> **Task to complete**: Reproduce the triangle-area thread from "Area = 15.6" up to and including "perimeter of $18m$.".

Question

Find the area of the largest isosceles triangle having perimeter 18 metres-

Answer 1

Answer:

Note that all equilateral triangles are isosceles triangles

Find the length that will give the largest possible area:

Length = Perimeter ÷ 3

Length = 18 ÷ 3

Length = 6 inches

Find the area:

Perimeter = 18 inches

Semiperimeter = 18 ÷ 2 = 9 inches

Area = √P(P - A)(P - B)(P- C)

Area = √9(9 - 6)³

Area = √243

Area = 15.6 in²

Answer: The largest area is 15.6 in²

Answer 2

Answer:

$9\sqrt{3}$

Step-by-step explanation:

As per the given information that we have an isosceles triangle with a perimeter of $18m$.

> **Supplied data**:
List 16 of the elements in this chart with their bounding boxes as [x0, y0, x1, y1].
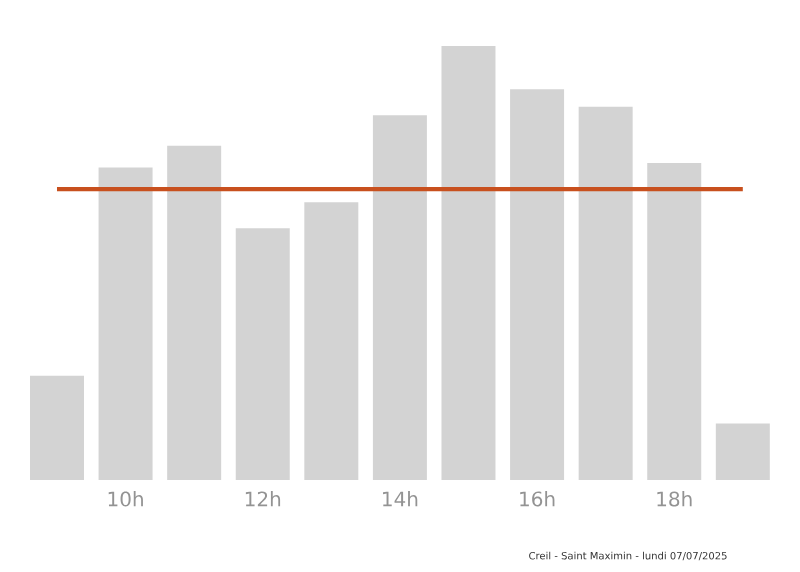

> **Response to this task**:
Area = 15.6 in²

Answer: The largest area is 15.6 in²

Answer 2

Answer:

$9\sqrt{3}$

Step-by-step explanation:

As per the given information that we have an isosceles triangle with a perimeter of $18m$.